WHAT YOU NEED TO DO>
Write out every line below that includes the word "false".

ENTRIES PROVIDED>
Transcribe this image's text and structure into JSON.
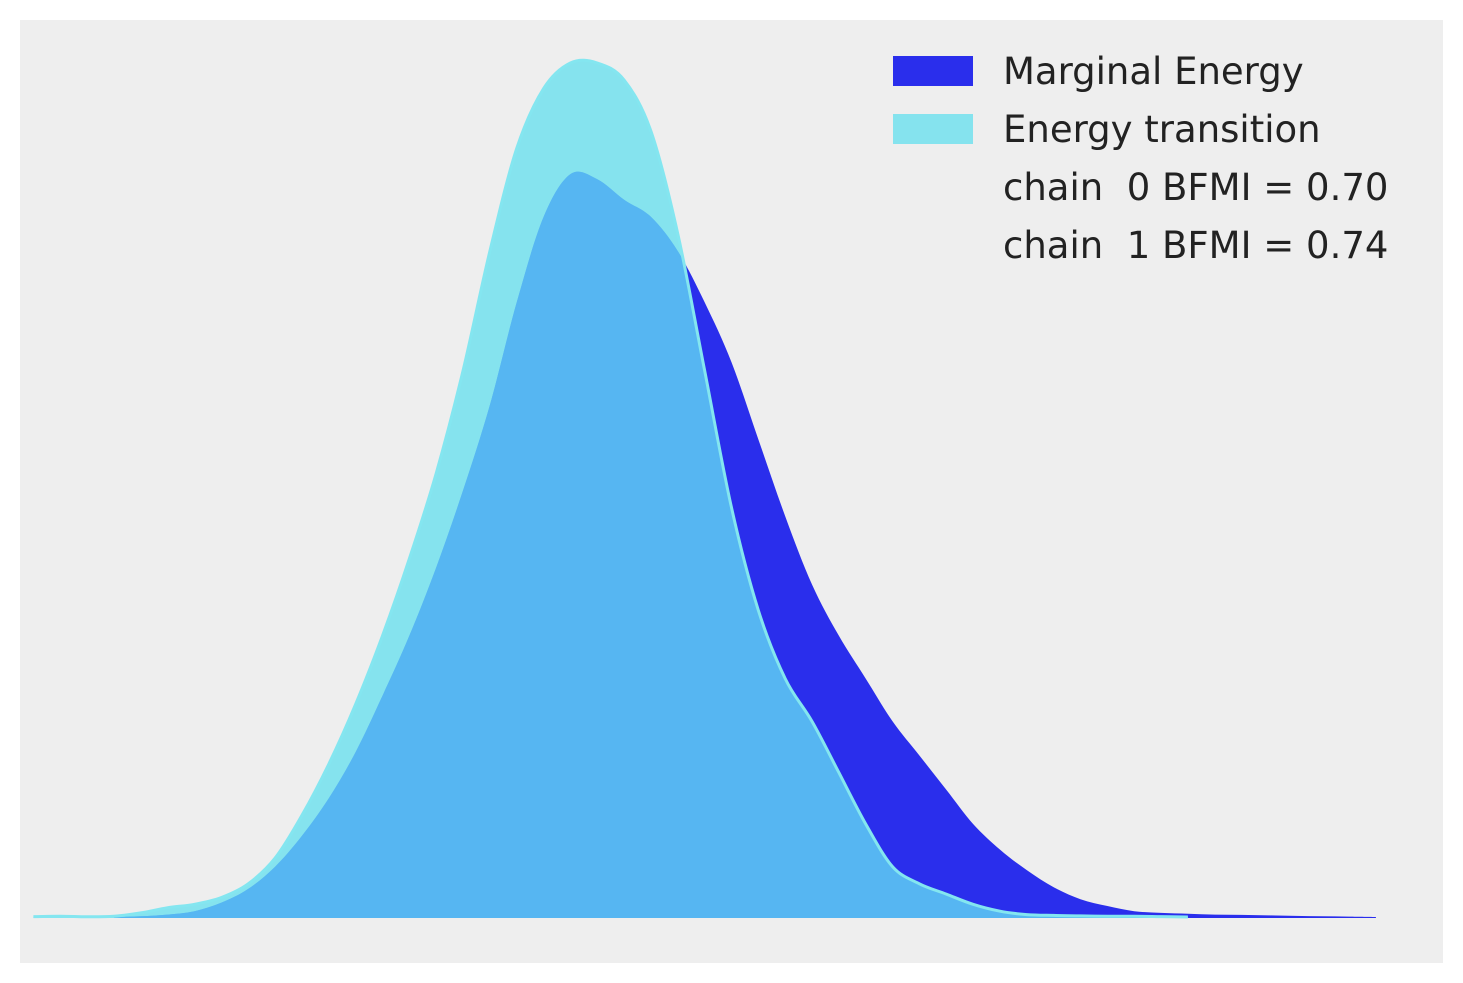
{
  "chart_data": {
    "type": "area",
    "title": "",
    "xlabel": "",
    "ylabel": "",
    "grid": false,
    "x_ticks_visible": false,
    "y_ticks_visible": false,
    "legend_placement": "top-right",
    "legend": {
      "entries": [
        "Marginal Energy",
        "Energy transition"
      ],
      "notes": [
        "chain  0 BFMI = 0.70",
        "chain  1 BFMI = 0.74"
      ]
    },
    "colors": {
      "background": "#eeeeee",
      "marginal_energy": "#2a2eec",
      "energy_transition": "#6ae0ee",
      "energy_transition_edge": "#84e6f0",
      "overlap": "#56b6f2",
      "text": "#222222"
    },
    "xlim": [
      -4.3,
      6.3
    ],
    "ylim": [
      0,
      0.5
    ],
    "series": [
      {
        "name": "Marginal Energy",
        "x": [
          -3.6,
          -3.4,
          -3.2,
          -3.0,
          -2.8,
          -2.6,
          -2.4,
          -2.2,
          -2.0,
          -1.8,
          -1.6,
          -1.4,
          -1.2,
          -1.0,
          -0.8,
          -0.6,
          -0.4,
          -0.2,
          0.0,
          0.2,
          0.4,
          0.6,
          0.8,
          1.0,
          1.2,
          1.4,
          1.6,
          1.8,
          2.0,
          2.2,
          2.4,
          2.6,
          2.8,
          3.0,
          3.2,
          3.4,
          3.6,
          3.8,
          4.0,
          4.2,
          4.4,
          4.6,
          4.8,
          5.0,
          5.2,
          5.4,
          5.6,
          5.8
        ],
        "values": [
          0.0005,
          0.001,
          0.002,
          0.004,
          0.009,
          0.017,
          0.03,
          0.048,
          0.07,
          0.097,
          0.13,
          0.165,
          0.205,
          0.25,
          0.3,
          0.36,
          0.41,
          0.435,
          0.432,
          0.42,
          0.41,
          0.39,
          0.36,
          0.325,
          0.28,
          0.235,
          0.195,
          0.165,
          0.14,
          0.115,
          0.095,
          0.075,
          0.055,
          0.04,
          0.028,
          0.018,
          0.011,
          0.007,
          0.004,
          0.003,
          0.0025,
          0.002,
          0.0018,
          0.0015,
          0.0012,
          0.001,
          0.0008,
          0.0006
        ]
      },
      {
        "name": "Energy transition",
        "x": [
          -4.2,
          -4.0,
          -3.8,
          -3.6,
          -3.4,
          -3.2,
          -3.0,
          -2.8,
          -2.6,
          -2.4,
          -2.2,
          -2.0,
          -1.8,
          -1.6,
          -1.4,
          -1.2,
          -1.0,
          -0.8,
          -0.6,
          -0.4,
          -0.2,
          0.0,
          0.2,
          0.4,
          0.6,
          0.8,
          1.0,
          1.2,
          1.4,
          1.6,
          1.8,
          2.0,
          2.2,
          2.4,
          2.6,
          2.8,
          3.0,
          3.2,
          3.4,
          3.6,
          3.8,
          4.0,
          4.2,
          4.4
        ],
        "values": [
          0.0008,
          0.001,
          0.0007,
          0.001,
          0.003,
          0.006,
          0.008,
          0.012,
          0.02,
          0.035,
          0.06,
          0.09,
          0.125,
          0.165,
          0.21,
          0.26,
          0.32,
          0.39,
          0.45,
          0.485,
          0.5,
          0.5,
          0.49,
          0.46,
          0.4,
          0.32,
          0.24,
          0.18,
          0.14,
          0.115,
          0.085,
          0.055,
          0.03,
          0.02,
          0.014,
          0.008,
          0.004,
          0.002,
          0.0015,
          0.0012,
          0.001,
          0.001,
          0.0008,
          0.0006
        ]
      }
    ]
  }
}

* * *

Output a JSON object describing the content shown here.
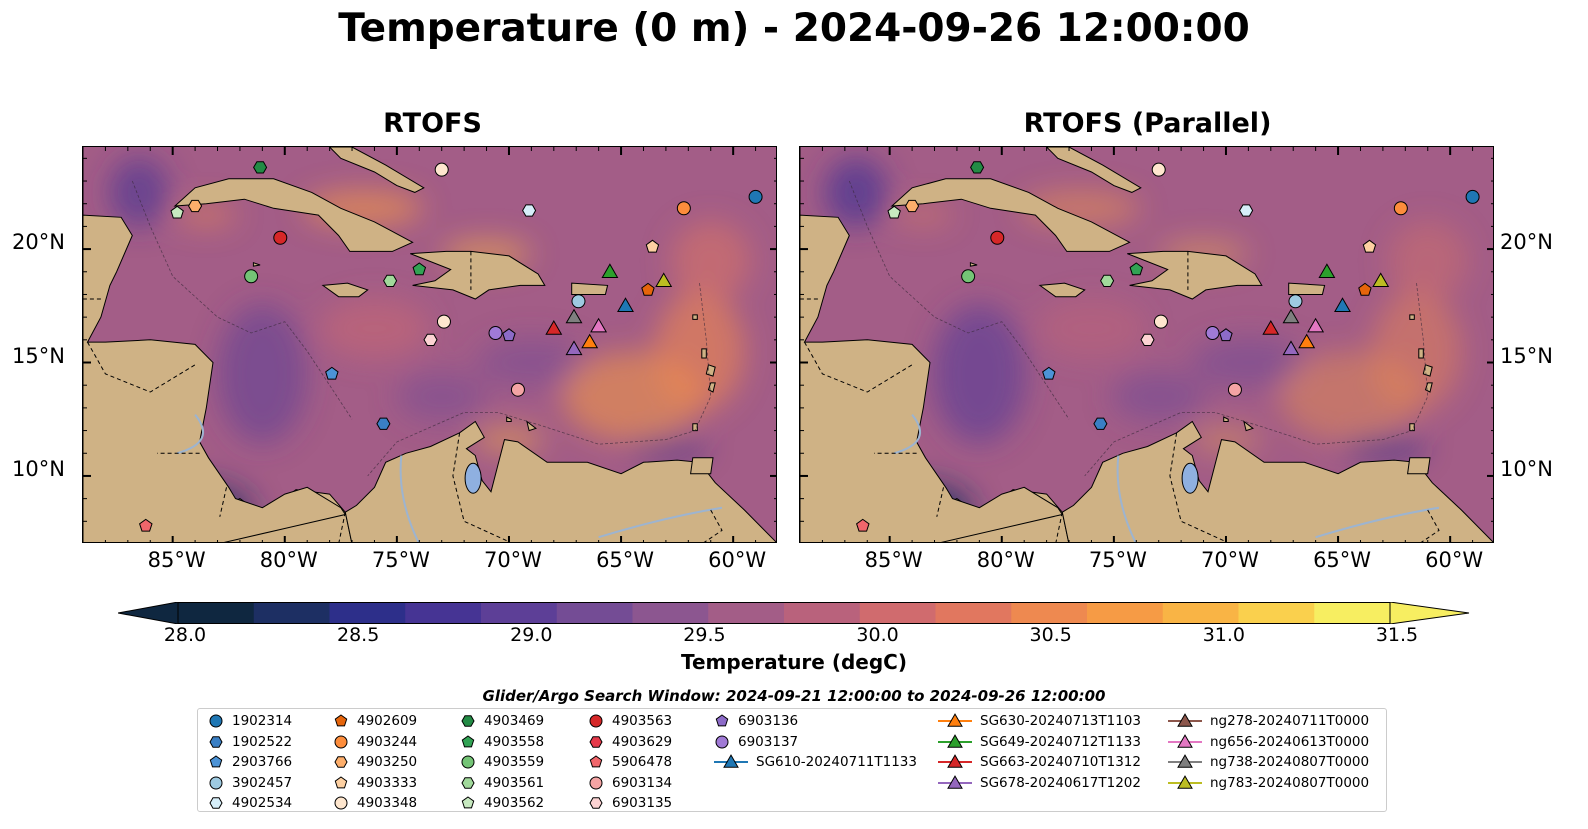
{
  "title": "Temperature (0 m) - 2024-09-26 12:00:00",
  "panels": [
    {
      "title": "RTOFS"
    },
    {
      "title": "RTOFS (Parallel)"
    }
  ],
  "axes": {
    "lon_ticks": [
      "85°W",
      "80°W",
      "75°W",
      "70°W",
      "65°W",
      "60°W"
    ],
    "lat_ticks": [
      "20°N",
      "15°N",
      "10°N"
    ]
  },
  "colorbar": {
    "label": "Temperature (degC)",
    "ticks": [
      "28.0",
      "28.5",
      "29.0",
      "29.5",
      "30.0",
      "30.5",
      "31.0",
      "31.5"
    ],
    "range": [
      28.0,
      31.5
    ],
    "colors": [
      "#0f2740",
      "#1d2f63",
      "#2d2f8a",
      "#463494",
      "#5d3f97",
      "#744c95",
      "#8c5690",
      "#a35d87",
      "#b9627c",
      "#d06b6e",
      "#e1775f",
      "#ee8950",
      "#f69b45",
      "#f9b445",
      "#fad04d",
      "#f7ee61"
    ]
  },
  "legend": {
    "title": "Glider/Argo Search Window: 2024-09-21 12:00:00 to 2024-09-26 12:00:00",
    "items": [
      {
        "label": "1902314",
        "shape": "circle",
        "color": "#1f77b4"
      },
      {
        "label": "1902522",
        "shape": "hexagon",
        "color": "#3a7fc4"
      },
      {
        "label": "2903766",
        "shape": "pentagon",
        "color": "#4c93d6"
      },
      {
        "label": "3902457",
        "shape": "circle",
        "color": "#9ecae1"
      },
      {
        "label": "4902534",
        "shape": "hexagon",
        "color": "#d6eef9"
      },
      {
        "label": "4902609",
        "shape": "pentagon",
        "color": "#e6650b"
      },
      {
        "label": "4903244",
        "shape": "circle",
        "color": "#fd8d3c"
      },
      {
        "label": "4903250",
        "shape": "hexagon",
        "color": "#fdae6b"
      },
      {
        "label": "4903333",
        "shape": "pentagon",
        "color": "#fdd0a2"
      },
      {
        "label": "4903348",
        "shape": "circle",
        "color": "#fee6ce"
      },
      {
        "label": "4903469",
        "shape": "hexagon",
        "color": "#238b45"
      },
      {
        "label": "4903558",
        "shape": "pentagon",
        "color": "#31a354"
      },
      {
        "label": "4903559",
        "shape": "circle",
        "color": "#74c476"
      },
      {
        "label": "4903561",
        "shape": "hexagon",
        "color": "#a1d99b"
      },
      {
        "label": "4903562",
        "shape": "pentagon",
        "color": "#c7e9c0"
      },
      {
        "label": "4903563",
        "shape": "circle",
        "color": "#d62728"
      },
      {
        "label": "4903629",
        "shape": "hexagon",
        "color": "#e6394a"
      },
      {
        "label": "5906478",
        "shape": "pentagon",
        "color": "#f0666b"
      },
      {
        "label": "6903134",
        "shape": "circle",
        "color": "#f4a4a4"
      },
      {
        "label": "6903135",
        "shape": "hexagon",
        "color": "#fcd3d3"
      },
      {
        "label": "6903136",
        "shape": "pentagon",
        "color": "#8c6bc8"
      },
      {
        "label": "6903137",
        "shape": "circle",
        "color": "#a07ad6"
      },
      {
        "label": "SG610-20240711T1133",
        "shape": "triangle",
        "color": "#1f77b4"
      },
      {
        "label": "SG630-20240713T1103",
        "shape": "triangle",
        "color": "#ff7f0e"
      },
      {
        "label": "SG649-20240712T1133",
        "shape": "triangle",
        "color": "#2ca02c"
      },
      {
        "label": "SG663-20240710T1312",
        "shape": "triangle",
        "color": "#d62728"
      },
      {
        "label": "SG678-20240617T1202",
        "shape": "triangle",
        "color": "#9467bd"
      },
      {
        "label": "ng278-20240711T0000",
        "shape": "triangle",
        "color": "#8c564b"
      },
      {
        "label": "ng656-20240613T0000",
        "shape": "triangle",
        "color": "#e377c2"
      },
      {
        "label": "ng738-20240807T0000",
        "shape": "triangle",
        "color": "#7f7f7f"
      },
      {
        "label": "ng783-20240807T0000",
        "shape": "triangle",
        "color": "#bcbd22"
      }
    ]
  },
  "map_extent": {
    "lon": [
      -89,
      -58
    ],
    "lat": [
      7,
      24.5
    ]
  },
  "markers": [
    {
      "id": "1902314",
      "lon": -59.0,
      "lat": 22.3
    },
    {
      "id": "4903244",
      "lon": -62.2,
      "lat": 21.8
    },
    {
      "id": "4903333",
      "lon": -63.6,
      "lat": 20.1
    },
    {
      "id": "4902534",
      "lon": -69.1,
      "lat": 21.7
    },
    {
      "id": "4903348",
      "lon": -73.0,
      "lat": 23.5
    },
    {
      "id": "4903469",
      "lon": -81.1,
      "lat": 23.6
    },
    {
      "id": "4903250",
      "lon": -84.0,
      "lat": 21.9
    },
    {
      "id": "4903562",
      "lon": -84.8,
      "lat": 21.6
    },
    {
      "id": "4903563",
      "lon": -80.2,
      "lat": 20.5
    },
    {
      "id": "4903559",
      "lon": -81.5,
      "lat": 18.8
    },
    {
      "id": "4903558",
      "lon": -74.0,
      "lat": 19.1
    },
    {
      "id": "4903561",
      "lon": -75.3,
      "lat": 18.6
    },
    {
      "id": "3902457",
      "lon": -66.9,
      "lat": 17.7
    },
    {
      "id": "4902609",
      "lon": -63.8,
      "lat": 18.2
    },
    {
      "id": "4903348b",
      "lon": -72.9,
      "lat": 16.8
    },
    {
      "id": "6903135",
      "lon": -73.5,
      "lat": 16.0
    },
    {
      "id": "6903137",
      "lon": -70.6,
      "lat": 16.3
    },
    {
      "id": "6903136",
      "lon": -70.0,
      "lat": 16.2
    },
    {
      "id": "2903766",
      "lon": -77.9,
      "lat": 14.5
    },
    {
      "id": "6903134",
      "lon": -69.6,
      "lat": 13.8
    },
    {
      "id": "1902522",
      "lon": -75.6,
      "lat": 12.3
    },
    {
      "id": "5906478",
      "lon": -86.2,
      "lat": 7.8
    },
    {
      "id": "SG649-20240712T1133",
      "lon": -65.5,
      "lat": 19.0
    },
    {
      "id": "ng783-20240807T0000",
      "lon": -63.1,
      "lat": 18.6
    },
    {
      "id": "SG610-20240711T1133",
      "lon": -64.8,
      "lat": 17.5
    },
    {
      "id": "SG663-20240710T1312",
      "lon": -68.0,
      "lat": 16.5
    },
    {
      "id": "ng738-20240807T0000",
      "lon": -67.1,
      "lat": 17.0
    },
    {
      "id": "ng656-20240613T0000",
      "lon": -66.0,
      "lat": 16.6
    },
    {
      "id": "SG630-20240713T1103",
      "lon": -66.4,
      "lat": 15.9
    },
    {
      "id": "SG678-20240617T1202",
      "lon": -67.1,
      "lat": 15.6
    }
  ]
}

EXERCISE ANSWER>
    "grid": false,
    "x_ticks_visible": false,
    "y_ticks_visible": false,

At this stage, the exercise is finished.